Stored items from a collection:
[BEGIN]

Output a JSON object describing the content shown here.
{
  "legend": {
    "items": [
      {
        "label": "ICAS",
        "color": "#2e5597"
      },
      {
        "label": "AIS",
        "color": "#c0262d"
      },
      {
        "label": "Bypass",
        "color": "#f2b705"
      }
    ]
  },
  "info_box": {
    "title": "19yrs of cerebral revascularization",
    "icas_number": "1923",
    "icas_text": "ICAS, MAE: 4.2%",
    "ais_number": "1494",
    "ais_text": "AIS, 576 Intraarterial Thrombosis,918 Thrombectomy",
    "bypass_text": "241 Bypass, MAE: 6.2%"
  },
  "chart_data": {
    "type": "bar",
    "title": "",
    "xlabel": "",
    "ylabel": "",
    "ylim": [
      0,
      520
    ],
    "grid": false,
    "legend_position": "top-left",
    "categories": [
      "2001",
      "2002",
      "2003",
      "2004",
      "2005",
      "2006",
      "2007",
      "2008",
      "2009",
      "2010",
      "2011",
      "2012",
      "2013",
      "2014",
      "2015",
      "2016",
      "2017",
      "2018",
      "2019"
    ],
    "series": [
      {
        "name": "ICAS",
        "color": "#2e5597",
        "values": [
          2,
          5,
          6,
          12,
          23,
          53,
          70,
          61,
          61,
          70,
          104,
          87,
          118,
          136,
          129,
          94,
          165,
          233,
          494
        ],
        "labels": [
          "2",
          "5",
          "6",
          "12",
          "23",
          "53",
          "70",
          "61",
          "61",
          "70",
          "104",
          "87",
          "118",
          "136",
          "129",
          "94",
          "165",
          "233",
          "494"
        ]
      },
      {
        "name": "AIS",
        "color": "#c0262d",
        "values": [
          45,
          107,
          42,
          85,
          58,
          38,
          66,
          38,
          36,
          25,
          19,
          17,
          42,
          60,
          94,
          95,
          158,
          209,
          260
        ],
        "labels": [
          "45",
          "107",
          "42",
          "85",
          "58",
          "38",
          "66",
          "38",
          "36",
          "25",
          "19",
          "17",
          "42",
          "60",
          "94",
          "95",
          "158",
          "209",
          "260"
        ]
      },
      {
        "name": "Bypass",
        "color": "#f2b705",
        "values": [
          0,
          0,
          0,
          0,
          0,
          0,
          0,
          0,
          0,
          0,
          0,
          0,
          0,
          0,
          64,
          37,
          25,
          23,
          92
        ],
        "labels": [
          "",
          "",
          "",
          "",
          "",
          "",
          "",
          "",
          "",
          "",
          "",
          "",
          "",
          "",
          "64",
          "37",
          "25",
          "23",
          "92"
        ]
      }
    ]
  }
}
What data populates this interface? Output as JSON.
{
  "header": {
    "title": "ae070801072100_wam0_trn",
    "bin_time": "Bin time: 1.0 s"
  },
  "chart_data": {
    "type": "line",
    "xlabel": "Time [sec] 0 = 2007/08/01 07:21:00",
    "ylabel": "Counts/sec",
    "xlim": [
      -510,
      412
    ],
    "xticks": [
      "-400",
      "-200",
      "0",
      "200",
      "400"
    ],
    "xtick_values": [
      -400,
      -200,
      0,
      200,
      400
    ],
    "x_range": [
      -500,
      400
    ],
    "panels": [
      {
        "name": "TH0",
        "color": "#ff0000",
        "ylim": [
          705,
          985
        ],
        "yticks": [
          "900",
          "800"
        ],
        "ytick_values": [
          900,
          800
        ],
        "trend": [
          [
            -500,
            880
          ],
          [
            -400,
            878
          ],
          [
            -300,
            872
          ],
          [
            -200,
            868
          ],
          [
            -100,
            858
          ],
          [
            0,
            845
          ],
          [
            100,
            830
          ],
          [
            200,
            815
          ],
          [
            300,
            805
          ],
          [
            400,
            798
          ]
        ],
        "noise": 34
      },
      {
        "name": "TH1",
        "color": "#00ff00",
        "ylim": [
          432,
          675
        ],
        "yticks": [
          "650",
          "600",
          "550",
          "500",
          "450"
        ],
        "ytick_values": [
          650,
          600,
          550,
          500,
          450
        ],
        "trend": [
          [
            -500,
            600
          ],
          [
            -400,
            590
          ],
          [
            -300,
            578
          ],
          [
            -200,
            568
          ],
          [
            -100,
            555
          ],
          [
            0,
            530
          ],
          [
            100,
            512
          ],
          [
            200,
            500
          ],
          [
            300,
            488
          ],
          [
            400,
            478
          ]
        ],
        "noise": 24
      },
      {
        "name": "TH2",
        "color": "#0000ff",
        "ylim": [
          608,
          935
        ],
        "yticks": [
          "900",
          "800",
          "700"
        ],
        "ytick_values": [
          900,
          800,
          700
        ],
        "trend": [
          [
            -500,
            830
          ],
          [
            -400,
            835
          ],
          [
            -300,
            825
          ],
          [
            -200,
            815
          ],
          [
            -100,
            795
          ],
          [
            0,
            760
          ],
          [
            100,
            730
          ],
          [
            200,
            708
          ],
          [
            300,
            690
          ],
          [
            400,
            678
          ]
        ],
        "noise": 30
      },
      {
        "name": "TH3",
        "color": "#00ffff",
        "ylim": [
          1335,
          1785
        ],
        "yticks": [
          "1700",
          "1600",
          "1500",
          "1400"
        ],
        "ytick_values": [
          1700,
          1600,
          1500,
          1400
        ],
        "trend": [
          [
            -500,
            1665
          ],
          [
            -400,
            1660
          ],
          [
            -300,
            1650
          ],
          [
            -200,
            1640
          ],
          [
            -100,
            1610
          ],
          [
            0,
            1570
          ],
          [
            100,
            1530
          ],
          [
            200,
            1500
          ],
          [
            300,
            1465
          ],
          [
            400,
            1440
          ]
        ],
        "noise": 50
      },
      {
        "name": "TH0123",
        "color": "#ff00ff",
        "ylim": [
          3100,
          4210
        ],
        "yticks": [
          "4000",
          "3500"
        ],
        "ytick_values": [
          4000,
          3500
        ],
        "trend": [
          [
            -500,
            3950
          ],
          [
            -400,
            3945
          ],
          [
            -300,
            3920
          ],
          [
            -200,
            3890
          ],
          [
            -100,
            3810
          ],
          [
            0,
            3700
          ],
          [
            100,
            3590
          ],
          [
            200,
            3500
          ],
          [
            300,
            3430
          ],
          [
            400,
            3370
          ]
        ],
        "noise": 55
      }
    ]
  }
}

[END]

Task requirements
Return, from the data, each line that has the word "Bypass" in it.

Solution for this task
        "label": "Bypass",
    "bypass_text": "241 Bypass, MAE: 6.2%"
        "name": "Bypass",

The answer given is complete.